**Description of the task**
Repeat the whole listing exactly as written.

··· Data records ···

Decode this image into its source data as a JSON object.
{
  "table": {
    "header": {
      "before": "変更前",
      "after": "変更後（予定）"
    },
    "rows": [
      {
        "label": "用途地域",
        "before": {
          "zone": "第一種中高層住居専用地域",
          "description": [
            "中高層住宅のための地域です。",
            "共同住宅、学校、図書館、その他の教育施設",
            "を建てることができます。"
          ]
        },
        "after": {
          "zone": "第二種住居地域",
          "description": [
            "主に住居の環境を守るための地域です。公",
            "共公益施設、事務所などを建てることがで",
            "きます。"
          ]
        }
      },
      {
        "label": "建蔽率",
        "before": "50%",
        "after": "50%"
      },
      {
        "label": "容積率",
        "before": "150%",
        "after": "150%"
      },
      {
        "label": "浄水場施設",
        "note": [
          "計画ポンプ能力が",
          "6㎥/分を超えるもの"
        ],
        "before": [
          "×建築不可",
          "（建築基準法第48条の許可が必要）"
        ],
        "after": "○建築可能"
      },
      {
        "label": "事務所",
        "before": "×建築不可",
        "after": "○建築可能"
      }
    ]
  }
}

···

**Solved exercise**
Decode this image into its source data as a JSON object.
{
  "table": {
    "header": {
      "before": "変更前",
      "after": "変更後（予定）"
    },
    "rows": [
      {
        "label": "用途地域",
        "before": {
          "zone": "第一種中高層住居専用地域",
          "description": [
            "中高層住宅のための地域です。",
            "共同住宅、学校、図書館、その他の教育施設",
            "を建てることができます。"
          ]
        },
        "after": {
          "zone": "第二種住居地域",
          "description": [
            "主に住居の環境を守るための地域です。公",
            "共公益施設、事務所などを建てることがで",
            "きます。"
          ]
        }
      },
      {
        "label": "建蔽率",
        "before": "50%",
        "after": "50%"
      },
      {
        "label": "容積率",
        "before": "150%",
        "after": "150%"
      },
      {
        "label": "浄水場施設",
        "note": [
          "計画ポンプ能力が",
          "6㎥/分を超えるもの"
        ],
        "before": [
          "×建築不可",
          "（建築基準法第48条の許可が必要）"
        ],
        "after": "○建築可能"
      },
      {
        "label": "事務所",
        "before": "×建築不可",
        "after": "○建築可能"
      }
    ]
  }
}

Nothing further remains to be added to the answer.